**What you have to do**:
Extract every line of the material below and reproduce it faithfully.

**Records to process**:
>> Start
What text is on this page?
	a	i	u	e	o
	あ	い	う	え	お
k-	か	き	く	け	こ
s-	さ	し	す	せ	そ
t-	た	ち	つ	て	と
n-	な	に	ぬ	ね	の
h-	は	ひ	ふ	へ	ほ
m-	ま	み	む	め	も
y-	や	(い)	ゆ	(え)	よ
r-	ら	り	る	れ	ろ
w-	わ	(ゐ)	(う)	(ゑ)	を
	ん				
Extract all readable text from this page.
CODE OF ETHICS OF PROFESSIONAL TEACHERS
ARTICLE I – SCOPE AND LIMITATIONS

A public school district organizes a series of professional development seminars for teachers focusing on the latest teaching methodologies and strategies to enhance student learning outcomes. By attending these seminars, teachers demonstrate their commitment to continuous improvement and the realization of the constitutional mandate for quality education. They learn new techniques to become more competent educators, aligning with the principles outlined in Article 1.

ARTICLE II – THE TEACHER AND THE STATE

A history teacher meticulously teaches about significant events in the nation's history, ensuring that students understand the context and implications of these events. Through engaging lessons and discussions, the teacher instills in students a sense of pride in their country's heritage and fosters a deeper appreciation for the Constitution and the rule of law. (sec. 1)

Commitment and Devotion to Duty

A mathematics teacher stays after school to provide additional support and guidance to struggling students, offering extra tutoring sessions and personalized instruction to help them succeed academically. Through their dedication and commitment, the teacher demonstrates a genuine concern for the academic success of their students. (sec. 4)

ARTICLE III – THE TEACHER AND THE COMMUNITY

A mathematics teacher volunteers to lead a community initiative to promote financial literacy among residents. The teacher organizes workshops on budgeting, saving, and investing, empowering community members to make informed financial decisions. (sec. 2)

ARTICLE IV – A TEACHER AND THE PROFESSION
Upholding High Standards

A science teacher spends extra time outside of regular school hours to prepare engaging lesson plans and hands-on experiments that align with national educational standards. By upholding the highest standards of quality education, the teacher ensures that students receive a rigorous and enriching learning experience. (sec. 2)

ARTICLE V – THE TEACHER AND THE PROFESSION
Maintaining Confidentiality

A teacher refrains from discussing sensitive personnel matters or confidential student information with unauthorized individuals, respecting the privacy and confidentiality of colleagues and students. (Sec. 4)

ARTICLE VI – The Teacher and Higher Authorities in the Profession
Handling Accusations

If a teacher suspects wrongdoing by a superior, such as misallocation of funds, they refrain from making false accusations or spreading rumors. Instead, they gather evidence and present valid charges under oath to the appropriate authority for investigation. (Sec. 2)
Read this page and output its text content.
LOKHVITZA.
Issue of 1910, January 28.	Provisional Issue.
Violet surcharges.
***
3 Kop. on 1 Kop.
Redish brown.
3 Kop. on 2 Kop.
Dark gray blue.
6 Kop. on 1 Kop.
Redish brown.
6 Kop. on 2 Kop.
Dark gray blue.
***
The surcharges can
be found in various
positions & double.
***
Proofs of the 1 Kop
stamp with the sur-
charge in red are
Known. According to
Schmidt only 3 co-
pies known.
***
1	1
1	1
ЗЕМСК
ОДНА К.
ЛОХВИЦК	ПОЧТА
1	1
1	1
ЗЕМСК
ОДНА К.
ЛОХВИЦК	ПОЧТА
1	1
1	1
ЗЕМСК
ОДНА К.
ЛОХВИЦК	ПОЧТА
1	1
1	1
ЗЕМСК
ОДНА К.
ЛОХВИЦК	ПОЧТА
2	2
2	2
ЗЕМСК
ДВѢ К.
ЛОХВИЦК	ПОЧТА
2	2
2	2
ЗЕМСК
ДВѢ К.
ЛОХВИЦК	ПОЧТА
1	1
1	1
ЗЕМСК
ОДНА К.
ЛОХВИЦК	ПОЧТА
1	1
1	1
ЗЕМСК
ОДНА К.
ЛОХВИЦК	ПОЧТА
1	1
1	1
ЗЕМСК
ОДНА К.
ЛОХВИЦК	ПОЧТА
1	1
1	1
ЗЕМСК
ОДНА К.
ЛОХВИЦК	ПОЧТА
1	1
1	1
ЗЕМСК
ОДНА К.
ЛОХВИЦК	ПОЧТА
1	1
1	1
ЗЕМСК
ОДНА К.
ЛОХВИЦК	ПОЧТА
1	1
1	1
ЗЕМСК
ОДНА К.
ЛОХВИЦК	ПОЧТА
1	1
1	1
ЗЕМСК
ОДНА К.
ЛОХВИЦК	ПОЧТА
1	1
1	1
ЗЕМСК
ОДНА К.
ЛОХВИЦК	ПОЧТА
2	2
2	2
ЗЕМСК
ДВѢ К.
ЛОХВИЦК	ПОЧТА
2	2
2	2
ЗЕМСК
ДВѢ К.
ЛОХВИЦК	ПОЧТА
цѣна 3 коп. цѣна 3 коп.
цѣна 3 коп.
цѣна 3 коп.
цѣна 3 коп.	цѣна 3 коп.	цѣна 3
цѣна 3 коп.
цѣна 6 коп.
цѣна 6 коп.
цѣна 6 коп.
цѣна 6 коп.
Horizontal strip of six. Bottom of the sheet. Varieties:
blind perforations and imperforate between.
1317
>> End
**Complete response**:
What text is on this page?
	a	i	u	e	o
	あ	い	う	え	お
k-	か	き	く	け	こ
s-	さ	し	す	せ	そ
t-	た	ち	つ	て	と
n-	な	に	ぬ	ね	の
h-	は	ひ	ふ	へ	ほ
m-	ま	み	む	め	も
y-	や	(い)	ゆ	(え)	よ
r-	ら	り	る	れ	ろ
w-	わ	(ゐ)	(う)	(ゑ)	を
	ん				
Extract all readable text from this page.
CODE OF ETHICS OF PROFESSIONAL TEACHERS
ARTICLE I – SCOPE AND LIMITATIONS

A public school district organizes a series of professional development seminars for teachers focusing on the latest teaching methodologies and strategies to enhance student learning outcomes. By attending these seminars, teachers demonstrate their commitment to continuous improvement and the realization of the constitutional mandate for quality education. They learn new techniques to become more competent educators, aligning with the principles outlined in Article 1.

ARTICLE II – THE TEACHER AND THE STATE

A history teacher meticulously teaches about significant events in the nation's history, ensuring that students understand the context and implications of these events. Through engaging lessons and discussions, the teacher instills in students a sense of pride in their country's heritage and fosters a deeper appreciation for the Constitution and the rule of law. (sec. 1)

Commitment and Devotion to Duty

A mathematics teacher stays after school to provide additional support and guidance to struggling students, offering extra tutoring sessions and personalized instruction to help them succeed academically. Through their dedication and commitment, the teacher demonstrates a genuine concern for the academic success of their students. (sec. 4)

ARTICLE III – THE TEACHER AND THE COMMUNITY

A mathematics teacher volunteers to lead a community initiative to promote financial literacy among residents. The teacher organizes workshops on budgeting, saving, and investing, empowering community members to make informed financial decisions. (sec. 2)

ARTICLE IV – A TEACHER AND THE PROFESSION
Upholding High Standards

A science teacher spends extra time outside of regular school hours to prepare engaging lesson plans and hands-on experiments that align with national educational standards. By upholding the highest standards of quality education, the teacher ensures that students receive a rigorous and enriching learning experience. (sec. 2)

ARTICLE V – THE TEACHER AND THE PROFESSION
Maintaining Confidentiality

A teacher refrains from discussing sensitive personnel matters or confidential student information with unauthorized individuals, respecting the privacy and confidentiality of colleagues and students. (Sec. 4)

ARTICLE VI – The Teacher and Higher Authorities in the Profession
Handling Accusations

If a teacher suspects wrongdoing by a superior, such as misallocation of funds, they refrain from making false accusations or spreading rumors. Instead, they gather evidence and present valid charges under oath to the appropriate authority for investigation. (Sec. 2)
Read this page and output its text content.
LOKHVITZA.
Issue of 1910, January 28.	Provisional Issue.
Violet surcharges.
***
3 Kop. on 1 Kop.
Redish brown.
3 Kop. on 2 Kop.
Dark gray blue.
6 Kop. on 1 Kop.
Redish brown.
6 Kop. on 2 Kop.
Dark gray blue.
***
The surcharges can
be found in various
positions & double.
***
Proofs of the 1 Kop
stamp with the sur-
charge in red are
Known. According to
Schmidt only 3 co-
pies known.
***
1	1
1	1
ЗЕМСК
ОДНА К.
ЛОХВИЦК	ПОЧТА
1	1
1	1
ЗЕМСК
ОДНА К.
ЛОХВИЦК	ПОЧТА
1	1
1	1
ЗЕМСК
ОДНА К.
ЛОХВИЦК	ПОЧТА
1	1
1	1
ЗЕМСК
ОДНА К.
ЛОХВИЦК	ПОЧТА
2	2
2	2
ЗЕМСК
ДВѢ К.
ЛОХВИЦК	ПОЧТА
2	2
2	2
ЗЕМСК
ДВѢ К.
ЛОХВИЦК	ПОЧТА
1	1
1	1
ЗЕМСК
ОДНА К.
ЛОХВИЦК	ПОЧТА
1	1
1	1
ЗЕМСК
ОДНА К.
ЛОХВИЦК	ПОЧТА
1	1
1	1
ЗЕМСК
ОДНА К.
ЛОХВИЦК	ПОЧТА
1	1
1	1
ЗЕМСК
ОДНА К.
ЛОХВИЦК	ПОЧТА
1	1
1	1
ЗЕМСК
ОДНА К.
ЛОХВИЦК	ПОЧТА
1	1
1	1
ЗЕМСК
ОДНА К.
ЛОХВИЦК	ПОЧТА
1	1
1	1
ЗЕМСК
ОДНА К.
ЛОХВИЦК	ПОЧТА
1	1
1	1
ЗЕМСК
ОДНА К.
ЛОХВИЦК	ПОЧТА
1	1
1	1
ЗЕМСК
ОДНА К.
ЛОХВИЦК	ПОЧТА
2	2
2	2
ЗЕМСК
ДВѢ К.
ЛОХВИЦК	ПОЧТА
2	2
2	2
ЗЕМСК
ДВѢ К.
ЛОХВИЦК	ПОЧТА
цѣна 3 коп. цѣна 3 коп.
цѣна 3 коп.
цѣна 3 коп.
цѣна 3 коп.	цѣна 3 коп.	цѣна 3
цѣна 3 коп.
цѣна 6 коп.
цѣна 6 коп.
цѣна 6 коп.
цѣна 6 коп.
Horizontal strip of six. Bottom of the sheet. Varieties:
blind perforations and imperforate between.
1317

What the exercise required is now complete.